Its not an FAA regulation. Its an FCC regulation. Note how they never tell you the reason why you must turn off your cell phones or other electronic equipment.

Michael

Yes, but there are 13,000,000 flights per year in the US. What if there is only a 1 in 10,000,000 chance of an incident? Is it worth having 200 deaths per year so people can make inflight calls?

If I make a cell call, no, I have a better shot at winning the lottery (not going to happen) than to endanger the flight. But someone, somewhere wins the lottery every week.

If there's no feasible way that a phone is going to bring down a plane--then undo that regulation. If there is even a remote chance, keep it.

James K.

The specific requirement which bans the use of cellphones on US aircraft is *not* an FAA regulation --- it is an FCC regulation. The FCC does not want people using cellphones at altitude in an aircraft because it can tie up multiple cell phone nodes and slow down the system. It has nothing to do with impairing aircraft systems. That said, there *are* FAA requirements about the use of electronic devices onboard -- though it is primarily up to the aircraft operator to determine which devices are included.

Will Shaver

I can think of a couple of problems here:
1) I think that making people put phones etc away is so that they are paying attention during landing in case a quick evac is needed.
2) Cell phone talking on the plane would be annoying
3) In Japan it is highly rude, and prohibited by signs to talk on the trains
4) Cell phone users in Japan therefore are expert at text messaging

Perhaps text messaging on planes could become the norm...

Reiss

Slate recently had a good article on this, http://www.slate.com/id/2215050/. Basically there is an overlap between the frequency the cellphone uses and the frequency the navigation system uses. Although the chances of anything happening is small, “continued use of portable RF-emitting devices such as cell phones will, in all likelihood, someday cause an accident by interfering with critical cockpit instruments such as GPS receivers.”

Is this an acceptable risk?

EXERCISE MATERIAL:
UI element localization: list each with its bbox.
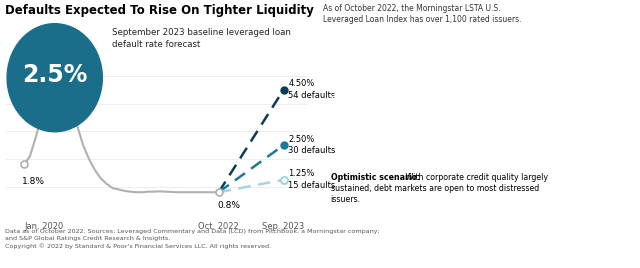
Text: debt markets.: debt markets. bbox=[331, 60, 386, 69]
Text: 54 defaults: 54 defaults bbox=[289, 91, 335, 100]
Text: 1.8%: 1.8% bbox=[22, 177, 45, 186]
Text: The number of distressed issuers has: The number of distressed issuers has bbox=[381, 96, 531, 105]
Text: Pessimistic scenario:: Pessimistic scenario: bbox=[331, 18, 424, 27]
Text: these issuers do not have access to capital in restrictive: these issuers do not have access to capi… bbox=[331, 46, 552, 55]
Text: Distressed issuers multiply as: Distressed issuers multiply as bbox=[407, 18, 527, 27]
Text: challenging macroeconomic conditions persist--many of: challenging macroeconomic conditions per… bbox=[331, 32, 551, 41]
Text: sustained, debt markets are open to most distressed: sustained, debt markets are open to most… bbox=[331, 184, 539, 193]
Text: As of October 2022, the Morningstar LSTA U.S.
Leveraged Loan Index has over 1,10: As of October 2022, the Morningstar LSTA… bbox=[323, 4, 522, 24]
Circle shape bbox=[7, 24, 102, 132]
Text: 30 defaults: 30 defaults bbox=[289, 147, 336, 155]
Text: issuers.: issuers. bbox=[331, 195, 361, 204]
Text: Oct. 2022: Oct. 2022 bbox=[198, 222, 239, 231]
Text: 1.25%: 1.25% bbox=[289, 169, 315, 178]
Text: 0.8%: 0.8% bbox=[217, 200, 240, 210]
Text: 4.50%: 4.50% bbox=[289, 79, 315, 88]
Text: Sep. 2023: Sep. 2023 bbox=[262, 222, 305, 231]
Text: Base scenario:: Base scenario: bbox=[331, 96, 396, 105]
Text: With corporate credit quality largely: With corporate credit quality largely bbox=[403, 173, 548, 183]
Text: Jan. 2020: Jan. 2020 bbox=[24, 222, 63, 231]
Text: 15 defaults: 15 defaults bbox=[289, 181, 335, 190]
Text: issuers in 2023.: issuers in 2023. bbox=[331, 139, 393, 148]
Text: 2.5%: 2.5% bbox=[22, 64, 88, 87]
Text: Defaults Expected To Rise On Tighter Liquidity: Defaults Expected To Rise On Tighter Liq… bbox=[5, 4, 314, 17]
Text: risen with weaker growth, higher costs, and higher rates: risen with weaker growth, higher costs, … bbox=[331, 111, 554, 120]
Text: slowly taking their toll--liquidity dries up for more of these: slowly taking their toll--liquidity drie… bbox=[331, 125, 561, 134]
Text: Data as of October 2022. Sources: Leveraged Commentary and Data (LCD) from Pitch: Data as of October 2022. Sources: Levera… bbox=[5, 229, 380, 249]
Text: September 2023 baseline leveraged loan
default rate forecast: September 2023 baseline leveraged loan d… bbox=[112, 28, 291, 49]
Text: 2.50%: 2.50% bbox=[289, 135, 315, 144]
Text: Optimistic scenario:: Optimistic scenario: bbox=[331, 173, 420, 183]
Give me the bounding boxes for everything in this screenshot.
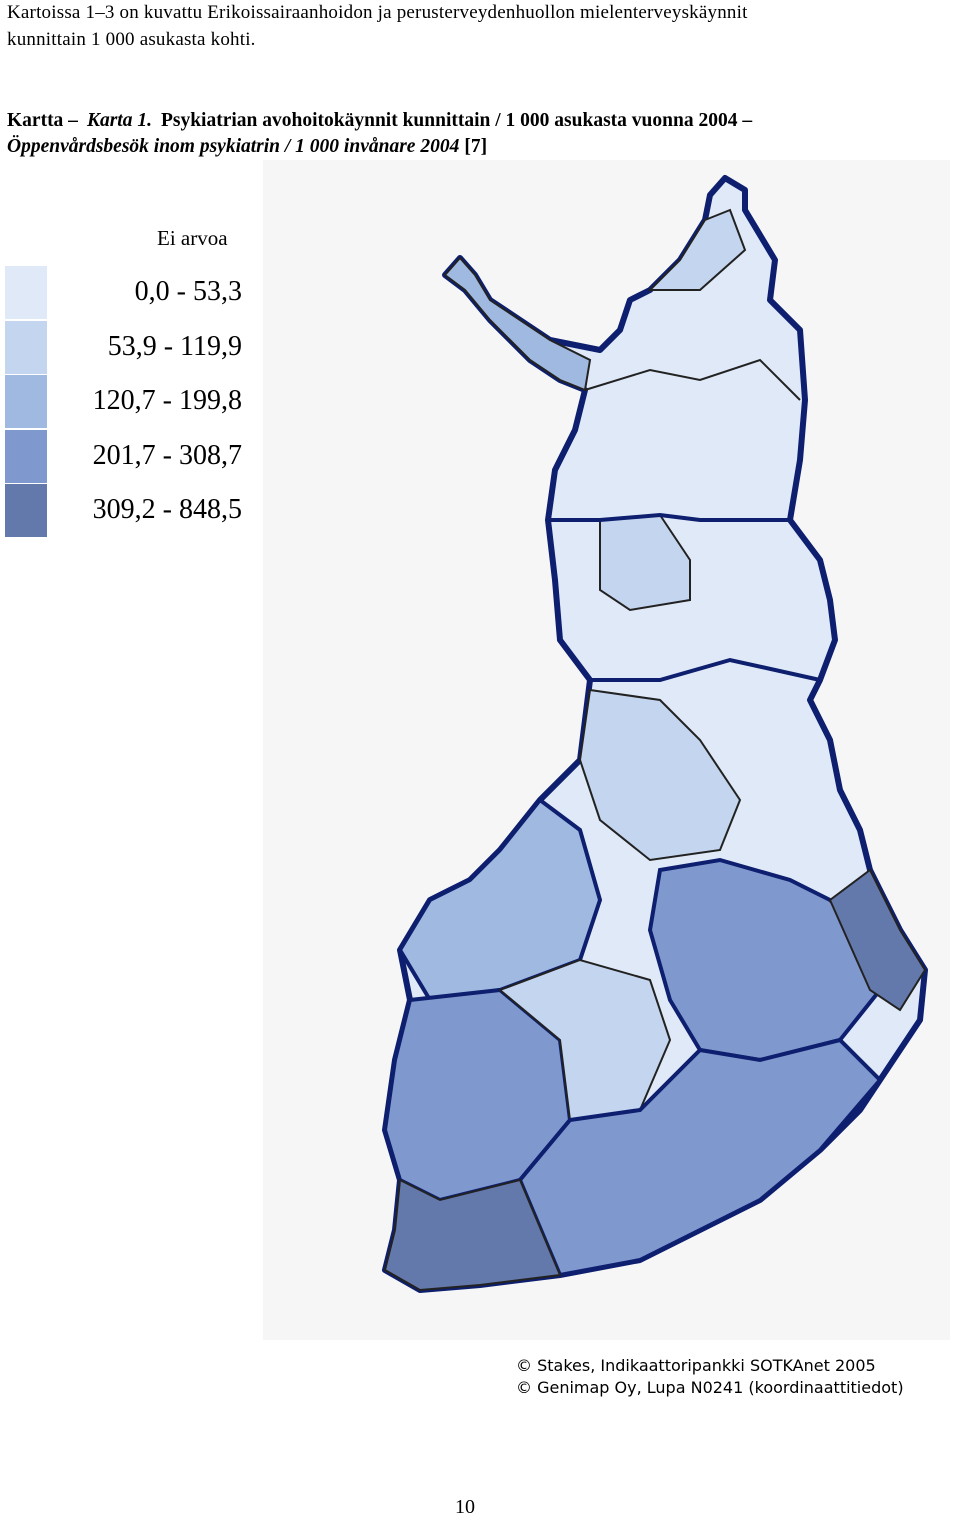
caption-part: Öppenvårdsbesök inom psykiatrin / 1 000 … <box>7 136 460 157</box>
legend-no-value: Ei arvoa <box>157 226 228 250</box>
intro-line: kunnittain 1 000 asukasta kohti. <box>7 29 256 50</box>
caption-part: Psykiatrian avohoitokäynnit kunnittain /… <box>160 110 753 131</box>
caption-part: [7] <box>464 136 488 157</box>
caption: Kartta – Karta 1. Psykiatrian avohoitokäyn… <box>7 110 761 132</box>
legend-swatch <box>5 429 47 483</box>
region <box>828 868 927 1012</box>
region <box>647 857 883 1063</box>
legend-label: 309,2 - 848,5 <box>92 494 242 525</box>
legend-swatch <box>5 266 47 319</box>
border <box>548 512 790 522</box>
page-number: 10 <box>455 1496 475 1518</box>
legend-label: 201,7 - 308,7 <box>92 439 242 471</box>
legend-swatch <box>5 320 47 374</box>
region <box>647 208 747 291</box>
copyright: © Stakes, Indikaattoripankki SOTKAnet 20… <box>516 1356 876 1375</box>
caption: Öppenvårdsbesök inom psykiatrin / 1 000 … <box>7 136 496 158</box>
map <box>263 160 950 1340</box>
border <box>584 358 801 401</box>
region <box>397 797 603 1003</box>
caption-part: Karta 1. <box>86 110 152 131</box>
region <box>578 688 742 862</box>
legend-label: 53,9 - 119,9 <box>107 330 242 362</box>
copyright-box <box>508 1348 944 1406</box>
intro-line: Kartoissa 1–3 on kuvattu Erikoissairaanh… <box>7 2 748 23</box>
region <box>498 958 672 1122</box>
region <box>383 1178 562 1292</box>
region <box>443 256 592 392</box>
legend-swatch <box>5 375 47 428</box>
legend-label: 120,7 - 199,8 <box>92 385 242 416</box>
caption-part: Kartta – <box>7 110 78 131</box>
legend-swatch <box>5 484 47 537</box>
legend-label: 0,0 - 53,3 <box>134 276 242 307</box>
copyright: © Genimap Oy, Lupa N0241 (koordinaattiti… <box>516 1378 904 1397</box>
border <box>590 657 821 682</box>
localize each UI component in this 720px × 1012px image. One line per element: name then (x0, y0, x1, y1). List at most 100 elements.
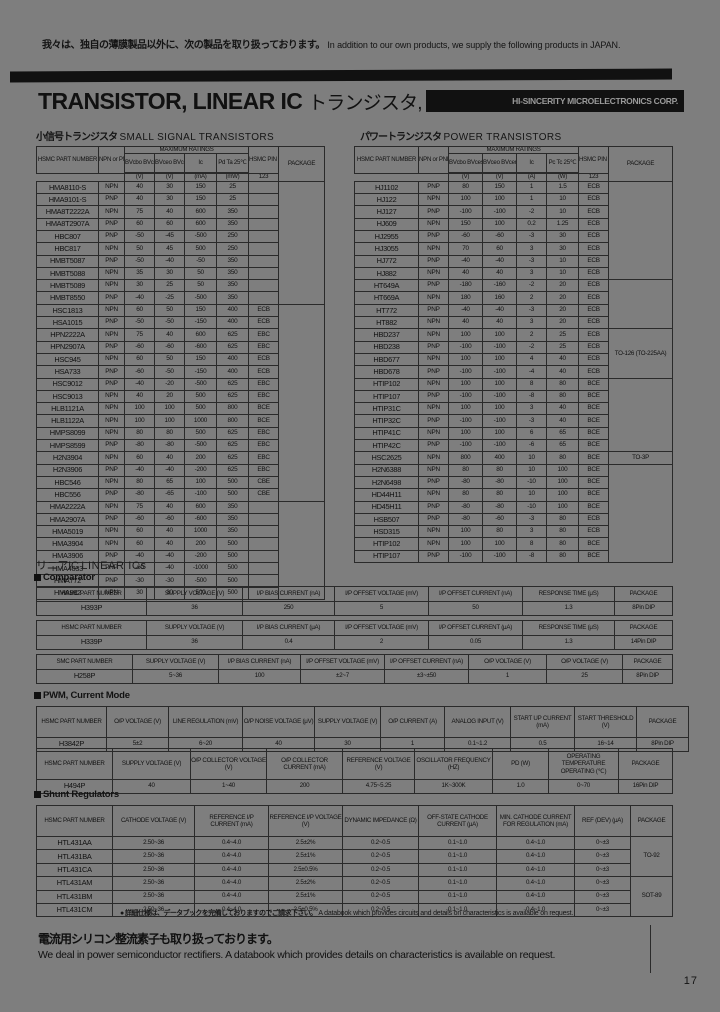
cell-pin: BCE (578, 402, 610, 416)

EXERCISE TASKS:
1. Reproduce the part of the cell phone discussion starting at "If there's no" and ending at "evac is needed.".
2. Collect every line of the records that contains the word "markets".
The records are unrelated to the cell phone discussion.

RESPONSES:
1.
If there's no feasible way that a phone is going to bring down a plane--then undo that regulation. If there is even a remote chance, keep it.

James K.

The specific requirement which bans the use of cellphones on US aircraft is *not* an FAA regulation --- it is an FCC regulation. The FCC does not want people using cellphones at altitude in an aircraft because it can tie up multiple cell phone nodes and slow down the system. It has nothing to do with impairing aircraft systems. That said, there *are* FAA requirements about the use of electronic devices onboard -- though it is primarily up to the aircraft operator to determine which devices are included.

Will Shaver

I can think of a couple of problems here:
1) I think that making people put phones etc away is so that they are paying attention during landing in case a quick evac is needed.

2.
Text: debt markets.: debt markets. bbox=[331, 60, 386, 69]
Text: sustained, debt markets are open to most distressed: sustained, debt markets are open to most… bbox=[331, 184, 539, 193]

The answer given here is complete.